Start Records supplied

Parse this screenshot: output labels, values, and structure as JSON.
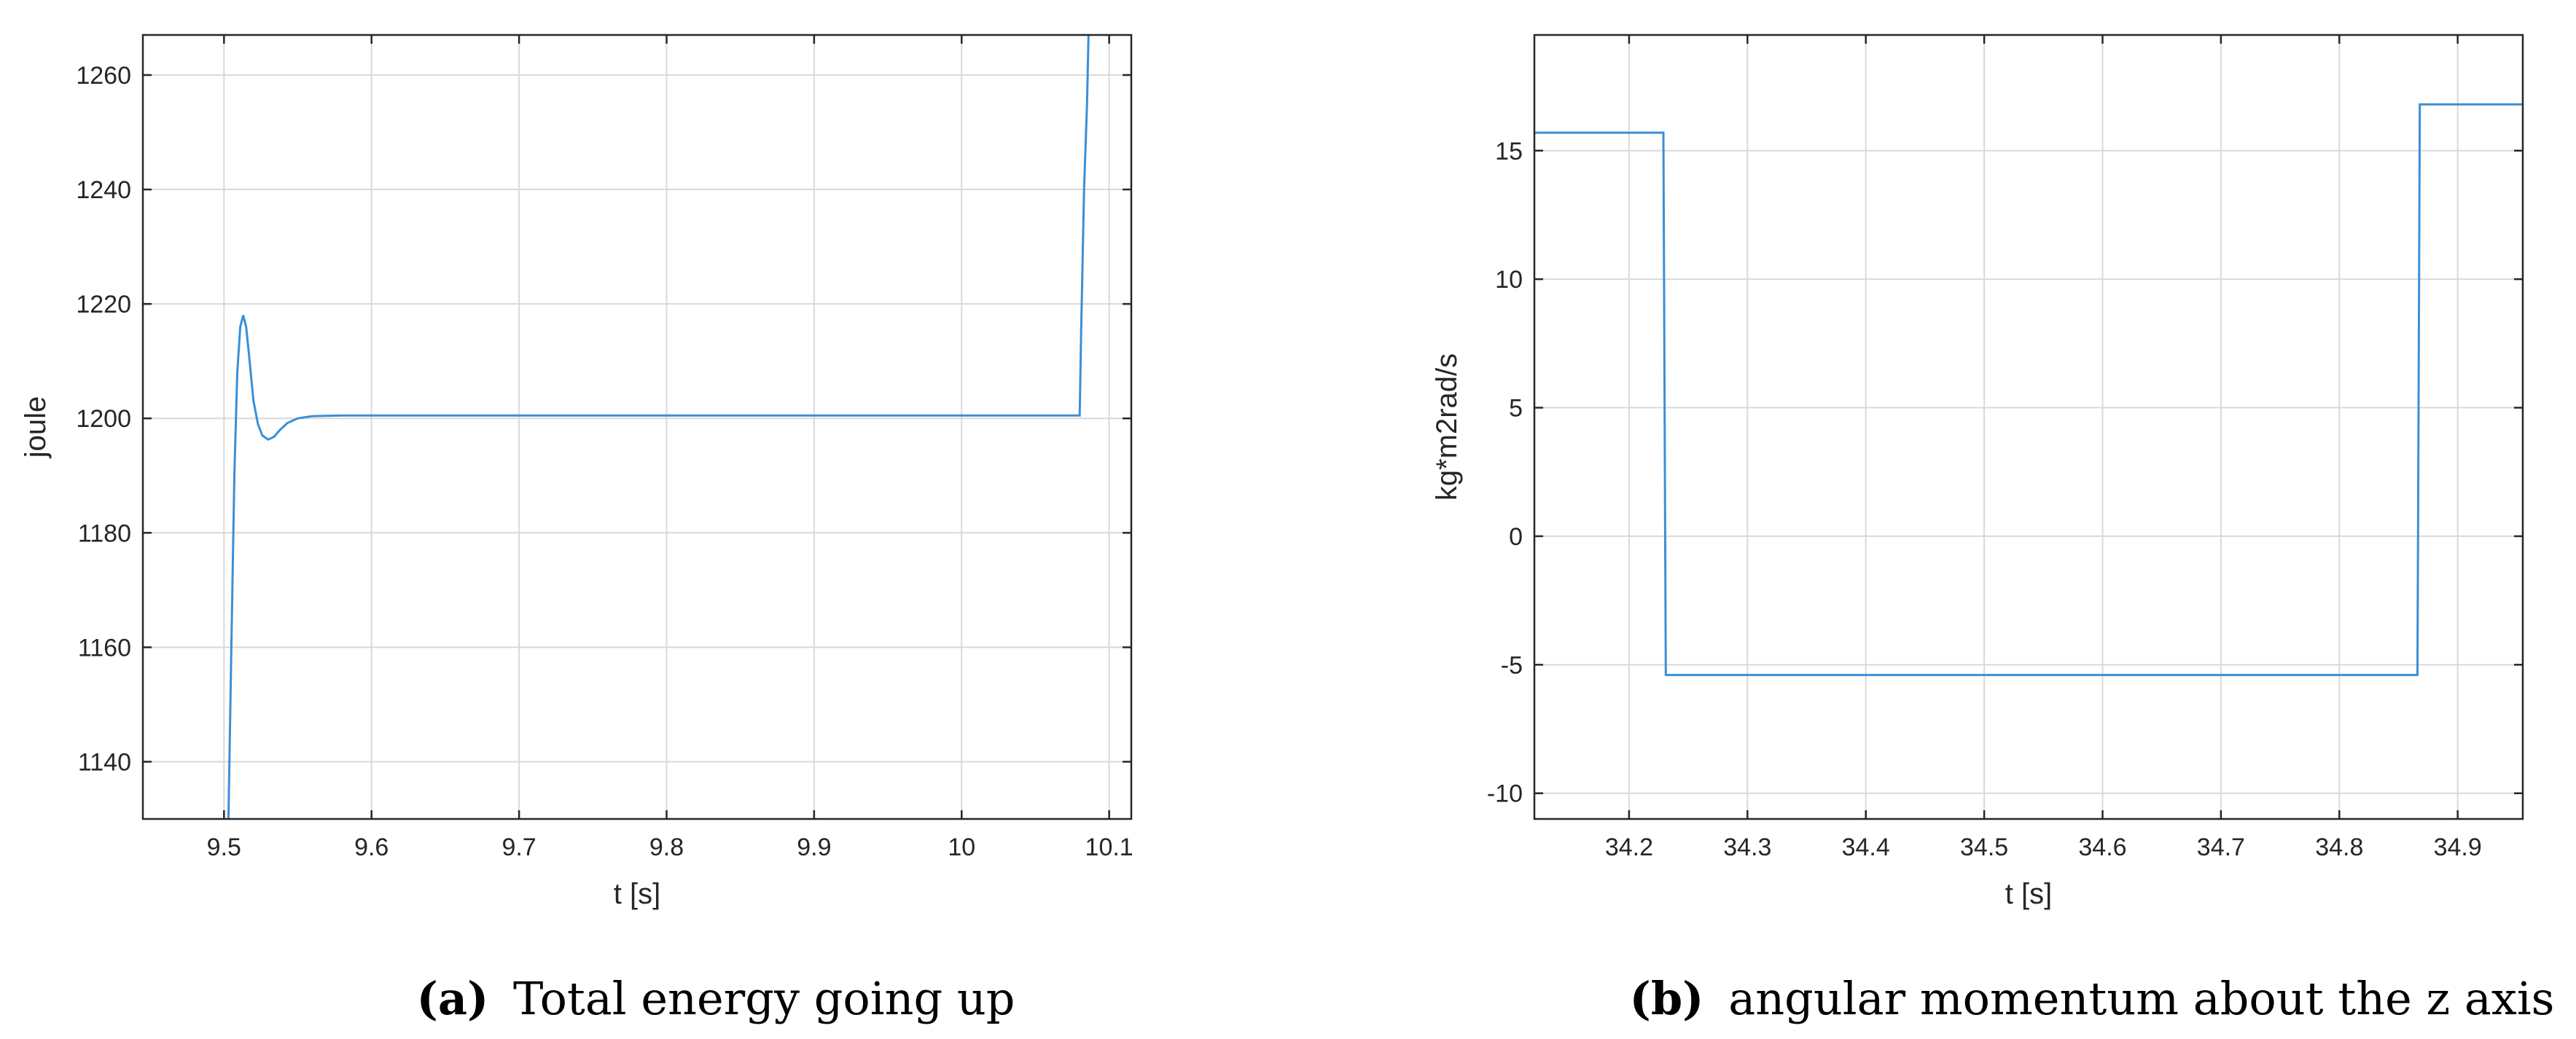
{
  "colors": {
    "line": "#3a8fd6",
    "grid": "#d9d9d9",
    "axis": "#262626",
    "background": "#ffffff"
  },
  "captions": {
    "a": {
      "tag": "(a)",
      "text": "Total energy going up"
    },
    "b": {
      "tag": "(b)",
      "text": "angular momentum about the z axis"
    }
  },
  "chart_data": [
    {
      "type": "line",
      "title": "",
      "xlabel": "t [s]",
      "ylabel": "joule",
      "xlim": [
        9.445,
        10.115
      ],
      "ylim": [
        1130,
        1267
      ],
      "xticks": [
        9.5,
        9.6,
        9.7,
        9.8,
        9.9,
        10,
        10.1
      ],
      "xtick_labels": [
        "9.5",
        "9.6",
        "9.7",
        "9.8",
        "9.9",
        "10",
        "10.1"
      ],
      "yticks": [
        1140,
        1160,
        1180,
        1200,
        1220,
        1240,
        1260
      ],
      "ytick_labels": [
        "1140",
        "1160",
        "1180",
        "1200",
        "1220",
        "1240",
        "1260"
      ],
      "grid": true,
      "series": [
        {
          "x": [
            9.503,
            9.505,
            9.507,
            9.509,
            9.511,
            9.513,
            9.515,
            9.517,
            9.52,
            9.523,
            9.526,
            9.53,
            9.534,
            9.538,
            9.543,
            9.55,
            9.56,
            9.58,
            9.6,
            10.08,
            10.081,
            10.083,
            10.085,
            10.086
          ],
          "y": [
            1130,
            1160,
            1190,
            1208,
            1216,
            1218,
            1216,
            1211,
            1203,
            1199,
            1197,
            1196.3,
            1196.8,
            1198,
            1199.2,
            1200,
            1200.4,
            1200.5,
            1200.5,
            1200.5,
            1215,
            1240,
            1255,
            1267
          ]
        }
      ]
    },
    {
      "type": "line",
      "title": "",
      "xlabel": "t [s]",
      "ylabel": "kg*m2rad/s",
      "xlim": [
        34.12,
        34.955
      ],
      "ylim": [
        -11,
        19.5
      ],
      "xticks": [
        34.2,
        34.3,
        34.4,
        34.5,
        34.6,
        34.7,
        34.8,
        34.9
      ],
      "xtick_labels": [
        "34.2",
        "34.3",
        "34.4",
        "34.5",
        "34.6",
        "34.7",
        "34.8",
        "34.9"
      ],
      "yticks": [
        -10,
        -5,
        0,
        5,
        10,
        15
      ],
      "ytick_labels": [
        "-10",
        "-5",
        "0",
        "5",
        "10",
        "15"
      ],
      "grid": true,
      "series": [
        {
          "x": [
            34.12,
            34.229,
            34.231,
            34.866,
            34.868,
            34.955
          ],
          "y": [
            15.7,
            15.7,
            -5.4,
            -5.4,
            16.8,
            16.8
          ]
        }
      ]
    }
  ]
}
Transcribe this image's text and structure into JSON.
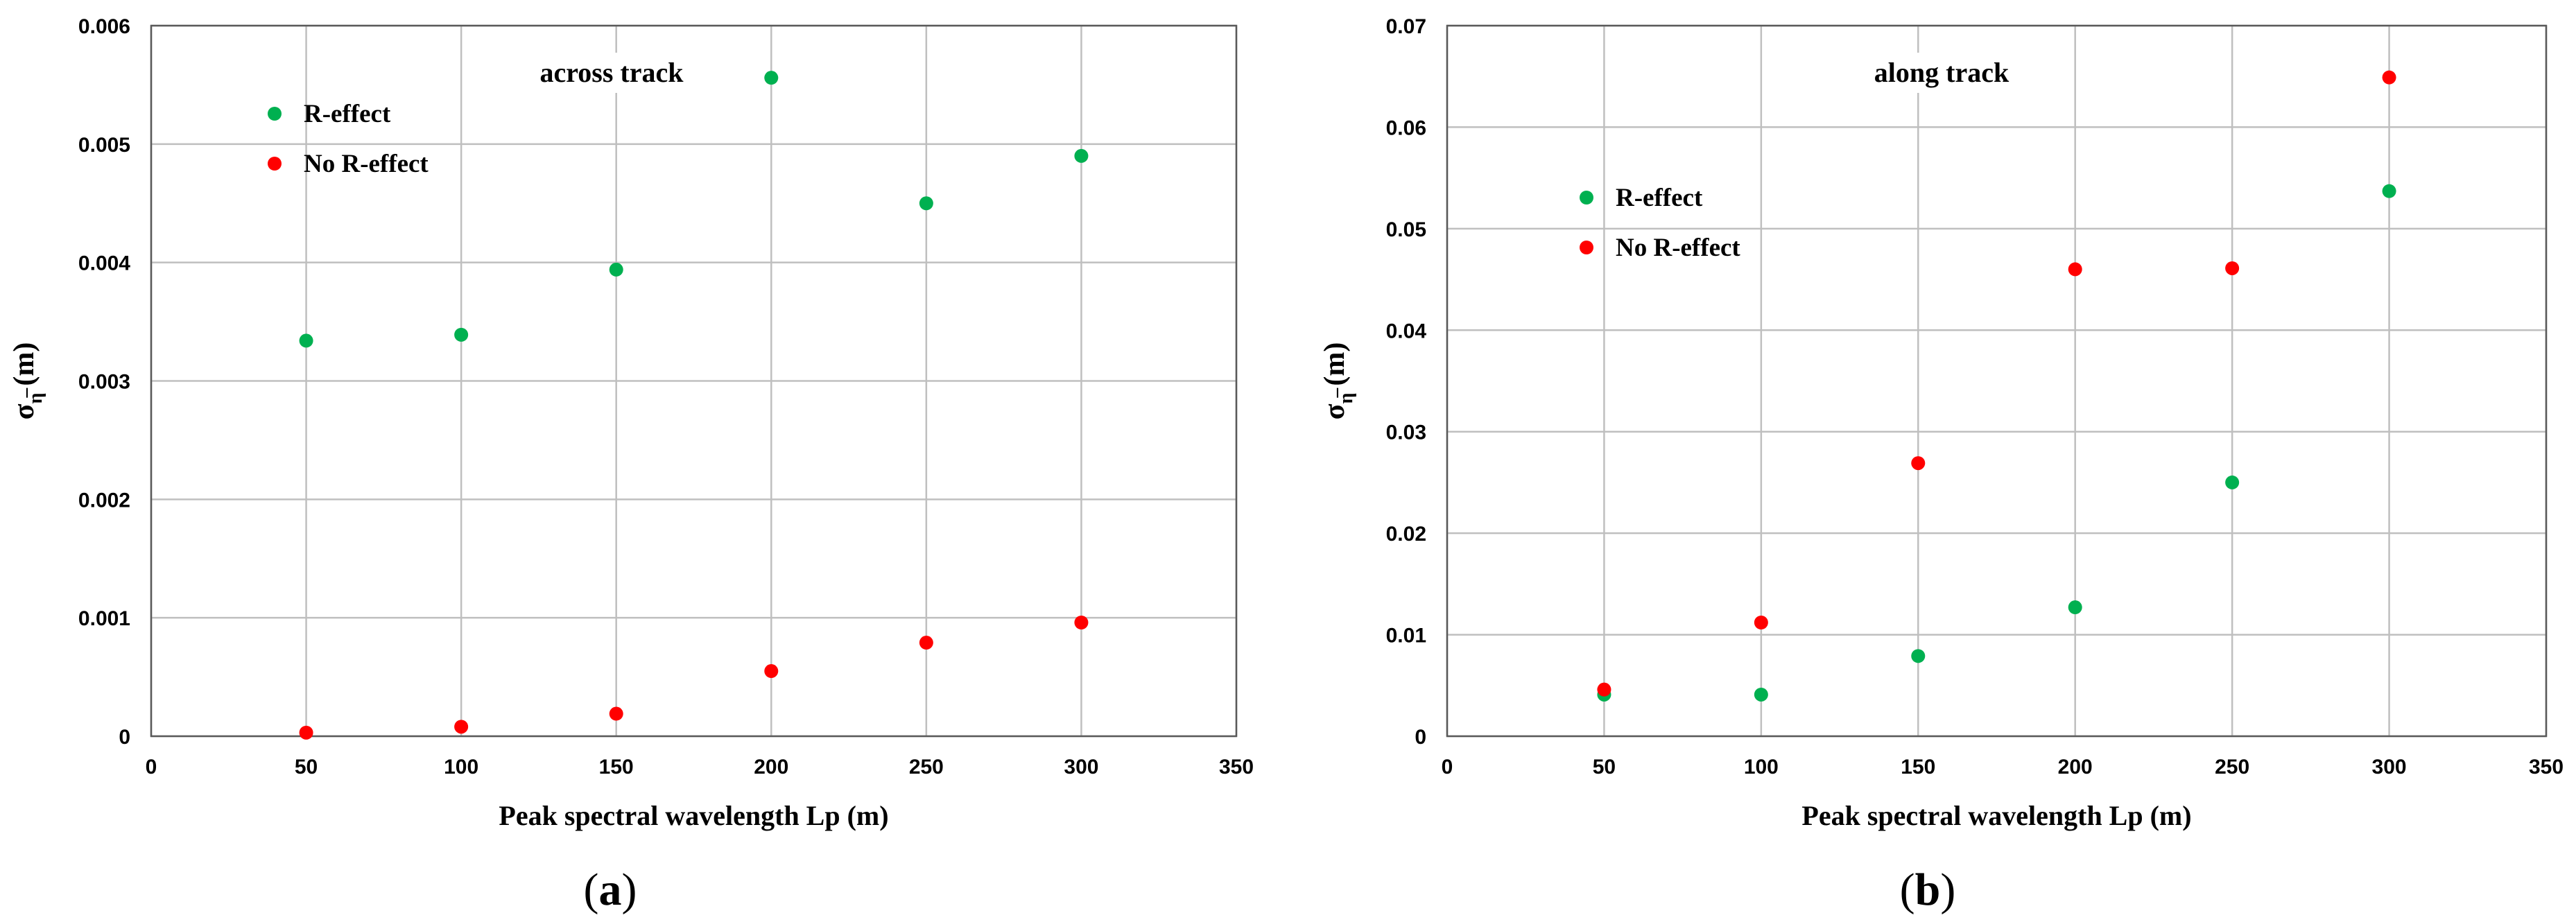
{
  "chart_data": [
    {
      "type": "scatter",
      "panel_label": "a",
      "annotation": "across track",
      "xlabel": "Peak spectral wavelength Lp (m)",
      "ylabel": "σ (m)",
      "ylabel_symbol": "σ",
      "ylabel_subscript": "η̅",
      "ylabel_unit": "(m)",
      "xlim": [
        0,
        350
      ],
      "ylim": [
        0,
        0.006
      ],
      "x_ticks": [
        "0",
        "50",
        "100",
        "150",
        "200",
        "250",
        "300",
        "350"
      ],
      "y_ticks": [
        "0",
        "0.001",
        "0.002",
        "0.003",
        "0.004",
        "0.005",
        "0.006"
      ],
      "grid": true,
      "legend_position": "top-left",
      "series": [
        {
          "name": "R-effect",
          "color": "#00b050",
          "x": [
            50,
            100,
            150,
            200,
            250,
            300
          ],
          "y": [
            0.00334,
            0.00339,
            0.00394,
            0.00556,
            0.0045,
            0.0049
          ]
        },
        {
          "name": "No R-effect",
          "color": "#ff0000",
          "x": [
            50,
            100,
            150,
            200,
            250,
            300
          ],
          "y": [
            3e-05,
            8e-05,
            0.00019,
            0.00055,
            0.00079,
            0.00096
          ]
        }
      ]
    },
    {
      "type": "scatter",
      "panel_label": "b",
      "annotation": "along track",
      "xlabel": "Peak spectral wavelength Lp (m)",
      "ylabel": "σ (m)",
      "ylabel_symbol": "σ",
      "ylabel_subscript": "η̅",
      "ylabel_unit": "(m)",
      "xlim": [
        0,
        350
      ],
      "ylim": [
        0,
        0.07
      ],
      "x_ticks": [
        "0",
        "50",
        "100",
        "150",
        "200",
        "250",
        "300",
        "350"
      ],
      "y_ticks": [
        "0",
        "0.01",
        "0.02",
        "0.03",
        "0.04",
        "0.05",
        "0.06",
        "0.07"
      ],
      "grid": true,
      "legend_position": "upper-left",
      "series": [
        {
          "name": "R-effect",
          "color": "#00b050",
          "x": [
            50,
            100,
            150,
            200,
            250,
            300
          ],
          "y": [
            0.0041,
            0.0041,
            0.0079,
            0.0127,
            0.025,
            0.0537
          ]
        },
        {
          "name": "No R-effect",
          "color": "#ff0000",
          "x": [
            50,
            100,
            150,
            200,
            250,
            300
          ],
          "y": [
            0.0046,
            0.0112,
            0.0269,
            0.046,
            0.0461,
            0.0649
          ]
        }
      ]
    }
  ]
}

End Records supplied

> **Instruction**
Of the lines above, how many hold the string "JSON"? Answer with only the number.

> **Completed exercise**
2